• **Task brief**
Copy out each of the items below without changing a single character.

[Saved entries]
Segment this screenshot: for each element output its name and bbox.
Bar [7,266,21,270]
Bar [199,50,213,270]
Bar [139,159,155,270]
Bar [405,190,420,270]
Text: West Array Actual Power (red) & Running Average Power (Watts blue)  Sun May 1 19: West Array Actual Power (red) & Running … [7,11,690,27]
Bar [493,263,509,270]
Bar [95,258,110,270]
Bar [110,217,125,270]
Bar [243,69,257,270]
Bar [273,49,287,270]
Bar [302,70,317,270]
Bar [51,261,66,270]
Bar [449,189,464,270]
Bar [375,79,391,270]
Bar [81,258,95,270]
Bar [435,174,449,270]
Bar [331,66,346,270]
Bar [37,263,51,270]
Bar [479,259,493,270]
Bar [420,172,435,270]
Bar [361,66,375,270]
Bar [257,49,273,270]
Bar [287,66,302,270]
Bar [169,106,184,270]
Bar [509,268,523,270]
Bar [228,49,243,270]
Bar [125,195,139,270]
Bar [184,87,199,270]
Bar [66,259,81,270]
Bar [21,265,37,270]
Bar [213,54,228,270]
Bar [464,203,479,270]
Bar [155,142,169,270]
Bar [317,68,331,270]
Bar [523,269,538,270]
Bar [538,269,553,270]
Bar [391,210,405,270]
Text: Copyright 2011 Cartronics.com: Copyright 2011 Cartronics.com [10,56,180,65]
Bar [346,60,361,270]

• **Output for this task**
Segment this screenshot: for each element output its name and bbox.
Bar [7,266,21,270]
Bar [199,50,213,270]
Bar [139,159,155,270]
Bar [405,190,420,270]
Text: West Array Actual Power (red) & Running Average Power (Watts blue)  Sun May 1 19: West Array Actual Power (red) & Running … [7,11,690,27]
Bar [493,263,509,270]
Bar [95,258,110,270]
Bar [110,217,125,270]
Bar [243,69,257,270]
Bar [273,49,287,270]
Bar [302,70,317,270]
Bar [51,261,66,270]
Bar [449,189,464,270]
Bar [375,79,391,270]
Bar [81,258,95,270]
Bar [435,174,449,270]
Bar [331,66,346,270]
Bar [37,263,51,270]
Bar [479,259,493,270]
Bar [420,172,435,270]
Bar [361,66,375,270]
Bar [257,49,273,270]
Bar [287,66,302,270]
Bar [169,106,184,270]
Bar [509,268,523,270]
Bar [228,49,243,270]
Bar [125,195,139,270]
Bar [184,87,199,270]
Bar [66,259,81,270]
Bar [21,265,37,270]
Bar [213,54,228,270]
Bar [464,203,479,270]
Bar [155,142,169,270]
Bar [317,68,331,270]
Bar [523,269,538,270]
Bar [538,269,553,270]
Bar [391,210,405,270]
Text: Copyright 2011 Cartronics.com: Copyright 2011 Cartronics.com [10,56,180,65]
Bar [346,60,361,270]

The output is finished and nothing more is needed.